## START PROVIDED DATA

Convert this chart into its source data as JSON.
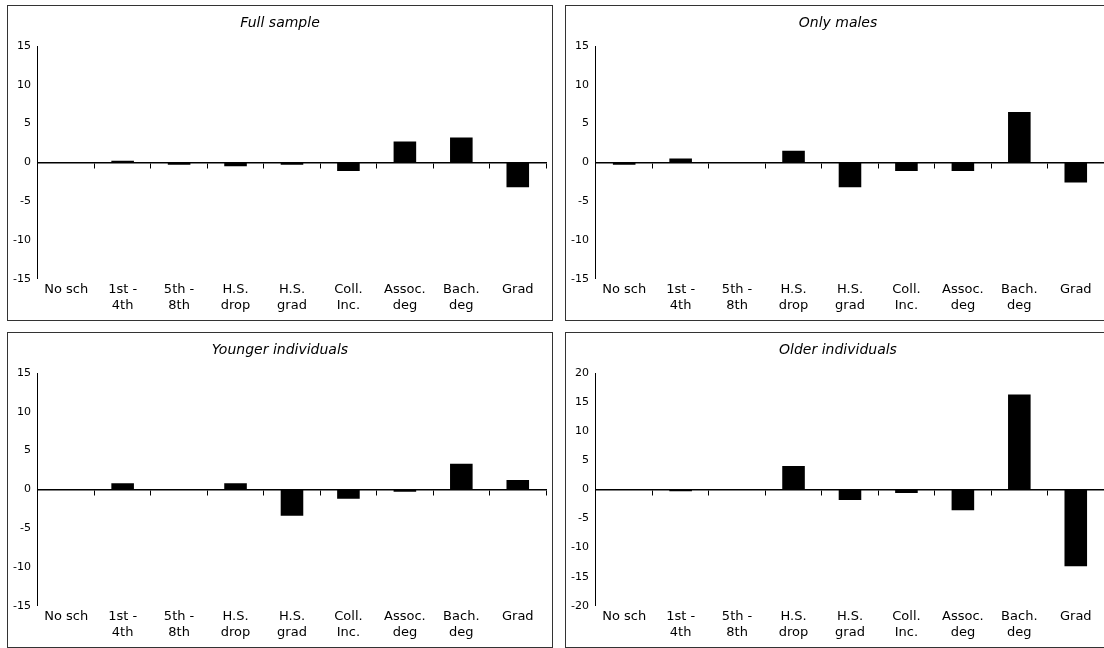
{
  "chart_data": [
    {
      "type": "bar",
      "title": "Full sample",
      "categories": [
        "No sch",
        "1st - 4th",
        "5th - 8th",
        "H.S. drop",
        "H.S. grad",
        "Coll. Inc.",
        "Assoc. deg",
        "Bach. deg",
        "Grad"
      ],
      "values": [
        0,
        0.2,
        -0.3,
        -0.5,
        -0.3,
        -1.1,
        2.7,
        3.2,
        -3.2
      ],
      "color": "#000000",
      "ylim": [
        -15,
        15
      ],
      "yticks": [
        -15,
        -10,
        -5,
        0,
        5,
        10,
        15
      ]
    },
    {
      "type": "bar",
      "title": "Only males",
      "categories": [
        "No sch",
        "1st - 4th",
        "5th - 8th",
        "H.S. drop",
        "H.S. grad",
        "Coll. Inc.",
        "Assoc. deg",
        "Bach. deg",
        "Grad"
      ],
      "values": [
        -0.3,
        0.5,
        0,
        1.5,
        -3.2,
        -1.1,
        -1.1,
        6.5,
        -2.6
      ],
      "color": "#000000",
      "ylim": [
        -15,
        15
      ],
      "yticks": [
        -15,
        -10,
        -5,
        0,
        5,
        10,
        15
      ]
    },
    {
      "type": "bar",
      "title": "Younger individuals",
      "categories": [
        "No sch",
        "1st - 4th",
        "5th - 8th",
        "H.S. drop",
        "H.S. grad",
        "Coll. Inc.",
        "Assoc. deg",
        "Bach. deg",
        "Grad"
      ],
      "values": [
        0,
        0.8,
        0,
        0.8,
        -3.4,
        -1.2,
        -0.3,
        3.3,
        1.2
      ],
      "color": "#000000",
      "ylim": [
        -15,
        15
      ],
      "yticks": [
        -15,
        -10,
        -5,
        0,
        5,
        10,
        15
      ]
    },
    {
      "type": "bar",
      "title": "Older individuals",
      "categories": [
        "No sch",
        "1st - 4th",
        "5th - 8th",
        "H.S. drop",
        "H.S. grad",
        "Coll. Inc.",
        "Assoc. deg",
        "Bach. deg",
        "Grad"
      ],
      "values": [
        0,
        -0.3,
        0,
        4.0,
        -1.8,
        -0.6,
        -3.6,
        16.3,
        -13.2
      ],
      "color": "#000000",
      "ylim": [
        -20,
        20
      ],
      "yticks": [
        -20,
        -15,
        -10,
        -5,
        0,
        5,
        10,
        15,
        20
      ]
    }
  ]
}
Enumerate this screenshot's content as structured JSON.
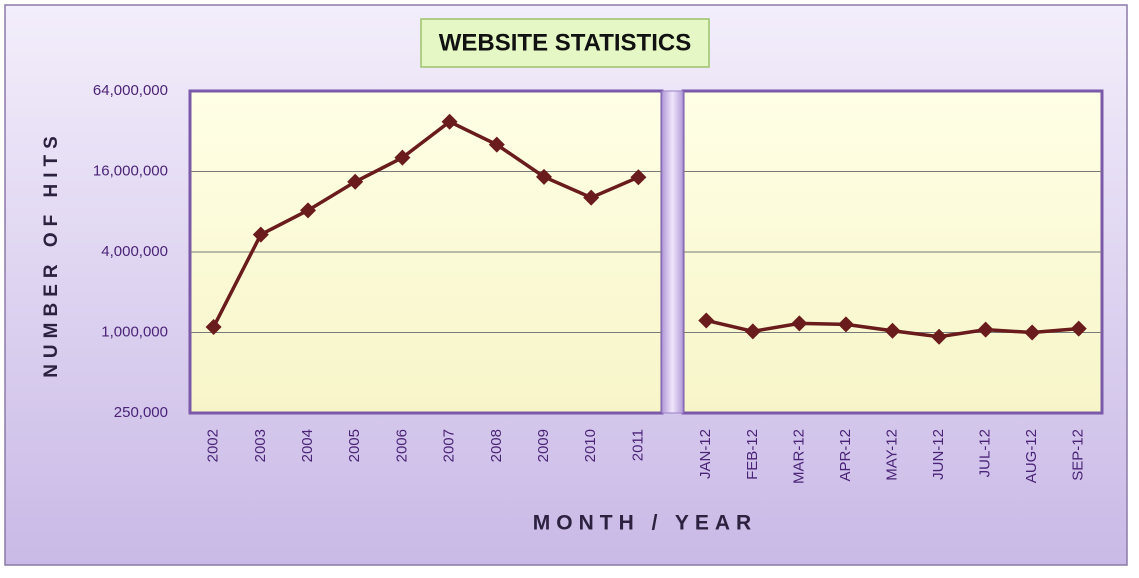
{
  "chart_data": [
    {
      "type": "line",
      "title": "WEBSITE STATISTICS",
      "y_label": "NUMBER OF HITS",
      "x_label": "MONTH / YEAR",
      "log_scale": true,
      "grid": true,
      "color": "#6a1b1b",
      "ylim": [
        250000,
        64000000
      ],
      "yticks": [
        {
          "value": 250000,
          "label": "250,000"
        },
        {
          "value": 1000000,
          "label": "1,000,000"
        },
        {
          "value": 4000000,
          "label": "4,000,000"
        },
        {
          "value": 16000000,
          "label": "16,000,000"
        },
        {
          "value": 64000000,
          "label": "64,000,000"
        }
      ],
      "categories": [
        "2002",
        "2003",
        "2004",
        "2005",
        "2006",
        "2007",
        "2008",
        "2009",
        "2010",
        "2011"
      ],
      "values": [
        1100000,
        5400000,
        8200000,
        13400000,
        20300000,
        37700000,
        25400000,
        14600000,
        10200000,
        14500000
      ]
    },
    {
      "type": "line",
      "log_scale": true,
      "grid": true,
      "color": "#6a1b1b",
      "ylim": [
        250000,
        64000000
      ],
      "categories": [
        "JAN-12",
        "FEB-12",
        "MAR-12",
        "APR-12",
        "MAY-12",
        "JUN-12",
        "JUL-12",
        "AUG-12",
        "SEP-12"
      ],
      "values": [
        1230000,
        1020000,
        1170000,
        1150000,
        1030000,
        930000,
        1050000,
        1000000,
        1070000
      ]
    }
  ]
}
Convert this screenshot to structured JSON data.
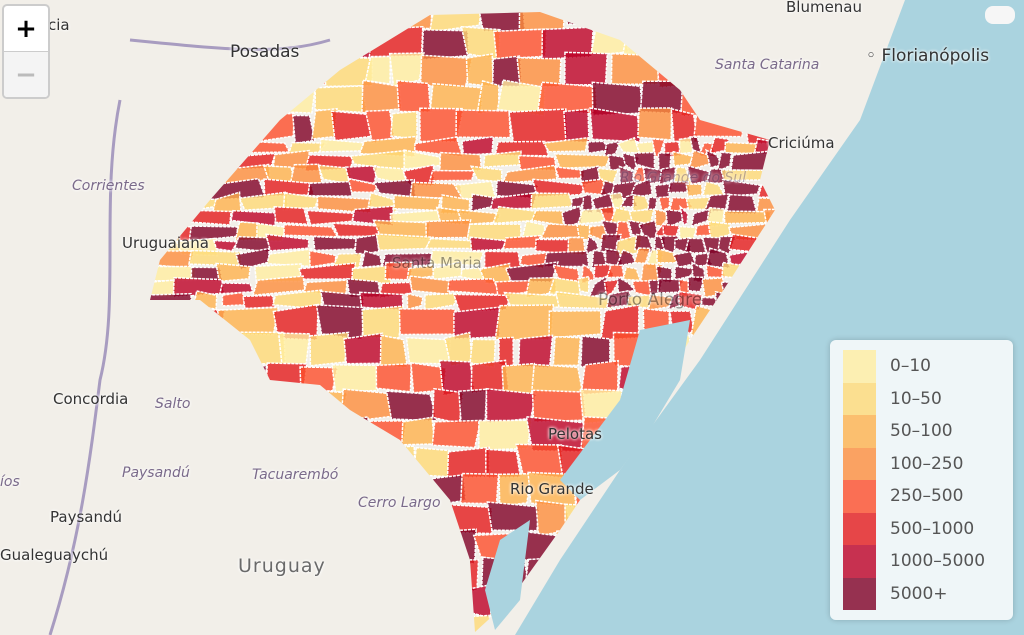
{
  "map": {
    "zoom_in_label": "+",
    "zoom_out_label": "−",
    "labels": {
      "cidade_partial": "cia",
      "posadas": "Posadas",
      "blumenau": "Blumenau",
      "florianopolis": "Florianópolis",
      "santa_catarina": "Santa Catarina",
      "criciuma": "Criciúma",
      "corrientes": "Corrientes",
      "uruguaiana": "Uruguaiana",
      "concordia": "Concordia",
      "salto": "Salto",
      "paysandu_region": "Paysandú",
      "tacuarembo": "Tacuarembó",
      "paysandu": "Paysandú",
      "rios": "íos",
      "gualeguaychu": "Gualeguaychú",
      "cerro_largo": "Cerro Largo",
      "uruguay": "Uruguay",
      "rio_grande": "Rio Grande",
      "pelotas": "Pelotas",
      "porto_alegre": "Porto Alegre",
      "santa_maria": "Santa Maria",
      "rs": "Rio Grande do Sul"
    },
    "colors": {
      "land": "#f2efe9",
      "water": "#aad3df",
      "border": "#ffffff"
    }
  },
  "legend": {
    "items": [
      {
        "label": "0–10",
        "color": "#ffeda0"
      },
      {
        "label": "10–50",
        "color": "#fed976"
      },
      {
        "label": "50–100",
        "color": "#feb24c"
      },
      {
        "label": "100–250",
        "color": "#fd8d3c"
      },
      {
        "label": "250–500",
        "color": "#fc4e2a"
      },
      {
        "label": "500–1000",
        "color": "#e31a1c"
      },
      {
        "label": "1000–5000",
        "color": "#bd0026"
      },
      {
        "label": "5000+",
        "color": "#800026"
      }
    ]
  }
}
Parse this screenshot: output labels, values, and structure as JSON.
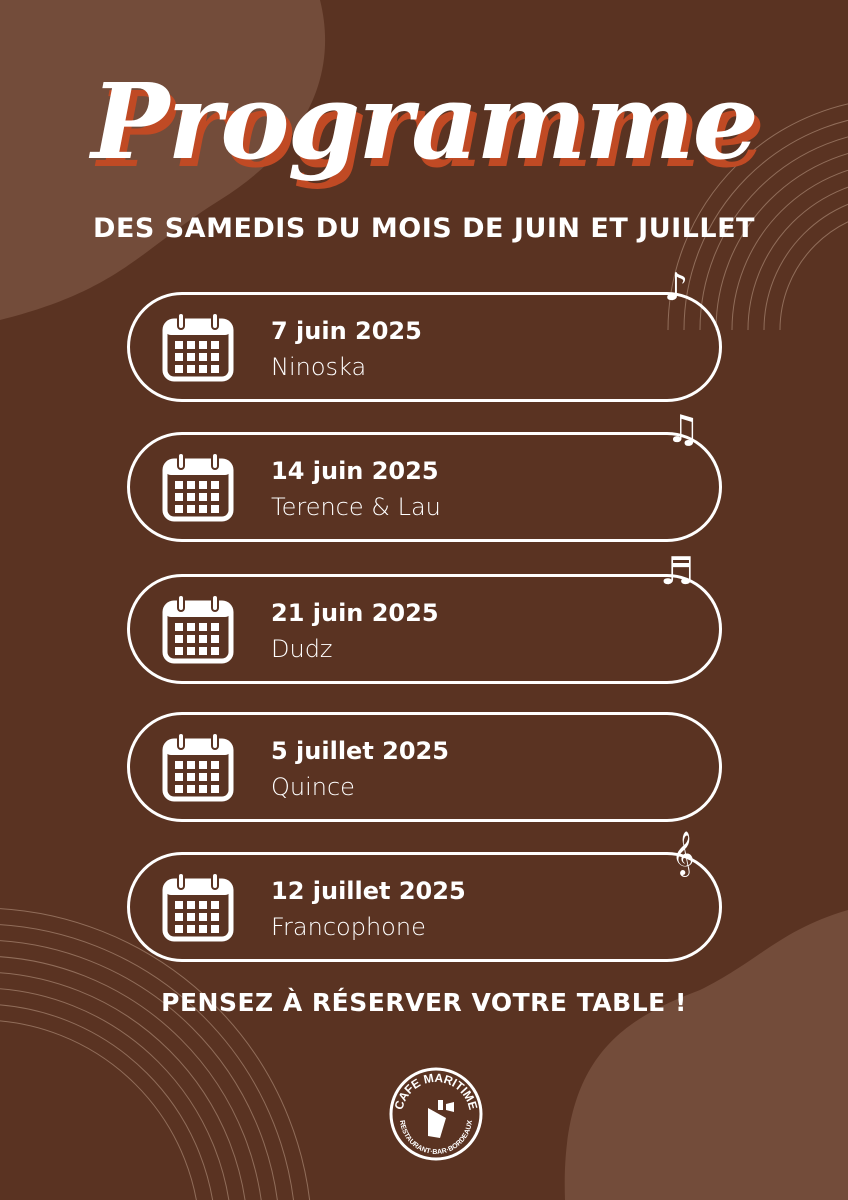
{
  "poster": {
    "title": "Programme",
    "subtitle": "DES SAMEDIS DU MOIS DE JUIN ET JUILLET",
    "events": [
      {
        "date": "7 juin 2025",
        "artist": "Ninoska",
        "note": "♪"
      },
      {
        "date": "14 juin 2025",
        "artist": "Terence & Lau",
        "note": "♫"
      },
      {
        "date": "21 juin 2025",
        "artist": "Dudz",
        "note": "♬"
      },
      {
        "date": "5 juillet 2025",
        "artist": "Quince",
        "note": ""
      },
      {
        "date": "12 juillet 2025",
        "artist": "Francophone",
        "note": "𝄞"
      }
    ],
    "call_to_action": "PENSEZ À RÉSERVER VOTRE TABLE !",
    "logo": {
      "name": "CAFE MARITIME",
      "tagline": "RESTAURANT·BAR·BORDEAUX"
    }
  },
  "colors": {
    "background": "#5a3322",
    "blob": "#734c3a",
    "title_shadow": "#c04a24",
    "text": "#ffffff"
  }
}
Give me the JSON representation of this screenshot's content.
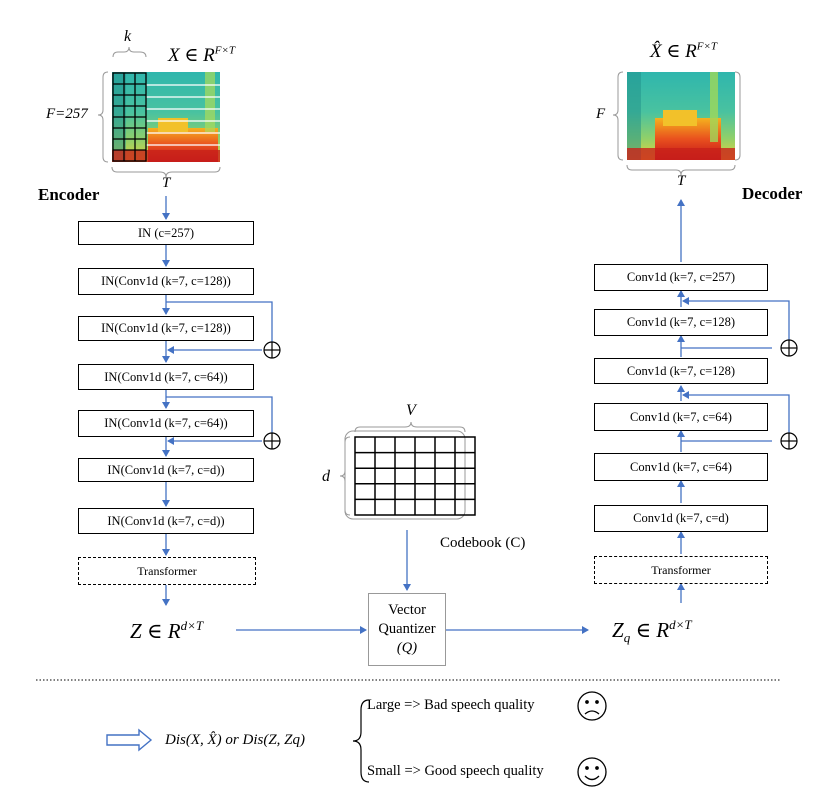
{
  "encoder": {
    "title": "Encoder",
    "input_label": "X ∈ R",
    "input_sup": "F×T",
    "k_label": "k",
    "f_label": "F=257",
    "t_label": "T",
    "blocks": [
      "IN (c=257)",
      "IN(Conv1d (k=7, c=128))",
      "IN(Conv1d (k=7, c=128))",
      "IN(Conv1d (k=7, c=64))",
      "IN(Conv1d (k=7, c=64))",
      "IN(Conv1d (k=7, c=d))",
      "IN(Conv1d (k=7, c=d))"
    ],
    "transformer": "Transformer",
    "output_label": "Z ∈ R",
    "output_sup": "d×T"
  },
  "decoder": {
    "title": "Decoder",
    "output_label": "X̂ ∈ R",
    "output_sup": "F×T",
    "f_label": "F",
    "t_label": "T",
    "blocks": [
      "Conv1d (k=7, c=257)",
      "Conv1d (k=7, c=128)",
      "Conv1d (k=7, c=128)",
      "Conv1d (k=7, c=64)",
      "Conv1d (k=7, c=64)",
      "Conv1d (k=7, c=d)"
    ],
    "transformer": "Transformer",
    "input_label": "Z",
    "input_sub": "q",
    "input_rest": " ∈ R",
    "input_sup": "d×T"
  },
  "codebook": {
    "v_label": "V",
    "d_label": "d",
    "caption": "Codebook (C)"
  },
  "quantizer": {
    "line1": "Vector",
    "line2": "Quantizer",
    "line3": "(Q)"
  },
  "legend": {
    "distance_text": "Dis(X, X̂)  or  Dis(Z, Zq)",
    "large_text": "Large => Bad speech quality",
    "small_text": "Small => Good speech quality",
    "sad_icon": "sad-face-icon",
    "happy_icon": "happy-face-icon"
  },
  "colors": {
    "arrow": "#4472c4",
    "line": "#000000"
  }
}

## END PROVIDED DATA

In the entries above, find the lines containing the word "this" and say how many there are, with no other words.

5